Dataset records
┄┄┄┄┄┄

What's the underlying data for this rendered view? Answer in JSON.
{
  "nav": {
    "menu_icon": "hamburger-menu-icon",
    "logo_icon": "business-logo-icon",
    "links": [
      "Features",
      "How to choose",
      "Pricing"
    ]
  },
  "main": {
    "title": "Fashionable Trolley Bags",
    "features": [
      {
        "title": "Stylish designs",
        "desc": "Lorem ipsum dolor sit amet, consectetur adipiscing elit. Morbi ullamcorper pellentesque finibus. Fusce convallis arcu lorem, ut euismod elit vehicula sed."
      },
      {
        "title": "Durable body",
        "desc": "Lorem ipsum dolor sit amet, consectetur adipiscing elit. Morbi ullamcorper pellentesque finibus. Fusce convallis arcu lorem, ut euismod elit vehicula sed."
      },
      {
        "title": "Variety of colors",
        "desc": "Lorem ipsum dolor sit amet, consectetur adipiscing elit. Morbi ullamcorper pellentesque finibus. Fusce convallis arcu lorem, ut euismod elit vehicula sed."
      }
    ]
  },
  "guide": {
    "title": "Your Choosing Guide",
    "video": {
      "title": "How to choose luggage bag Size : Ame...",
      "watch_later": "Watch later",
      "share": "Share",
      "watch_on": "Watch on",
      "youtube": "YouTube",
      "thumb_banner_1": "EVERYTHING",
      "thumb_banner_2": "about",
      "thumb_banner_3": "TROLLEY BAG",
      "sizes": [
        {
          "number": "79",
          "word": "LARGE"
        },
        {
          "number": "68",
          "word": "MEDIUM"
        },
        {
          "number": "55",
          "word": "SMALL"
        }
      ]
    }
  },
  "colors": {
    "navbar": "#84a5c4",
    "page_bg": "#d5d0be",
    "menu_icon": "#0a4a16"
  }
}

┄┄┄┄┄┄

### THE EXERCISE
Transcribe each entry exactly.

### WRITTEN SOLUTION
What's the underlying data for this rendered view? Answer in JSON.
{
  "nav": {
    "menu_icon": "hamburger-menu-icon",
    "logo_icon": "business-logo-icon",
    "links": [
      "Features",
      "How to choose",
      "Pricing"
    ]
  },
  "main": {
    "title": "Fashionable Trolley Bags",
    "features": [
      {
        "title": "Stylish designs",
        "desc": "Lorem ipsum dolor sit amet, consectetur adipiscing elit. Morbi ullamcorper pellentesque finibus. Fusce convallis arcu lorem, ut euismod elit vehicula sed."
      },
      {
        "title": "Durable body",
        "desc": "Lorem ipsum dolor sit amet, consectetur adipiscing elit. Morbi ullamcorper pellentesque finibus. Fusce convallis arcu lorem, ut euismod elit vehicula sed."
      },
      {
        "title": "Variety of colors",
        "desc": "Lorem ipsum dolor sit amet, consectetur adipiscing elit. Morbi ullamcorper pellentesque finibus. Fusce convallis arcu lorem, ut euismod elit vehicula sed."
      }
    ]
  },
  "guide": {
    "title": "Your Choosing Guide",
    "video": {
      "title": "How to choose luggage bag Size : Ame...",
      "watch_later": "Watch later",
      "share": "Share",
      "watch_on": "Watch on",
      "youtube": "YouTube",
      "thumb_banner_1": "EVERYTHING",
      "thumb_banner_2": "about",
      "thumb_banner_3": "TROLLEY BAG",
      "sizes": [
        {
          "number": "79",
          "word": "LARGE"
        },
        {
          "number": "68",
          "word": "MEDIUM"
        },
        {
          "number": "55",
          "word": "SMALL"
        }
      ]
    }
  },
  "colors": {
    "navbar": "#84a5c4",
    "page_bg": "#d5d0be",
    "menu_icon": "#0a4a16"
  }
}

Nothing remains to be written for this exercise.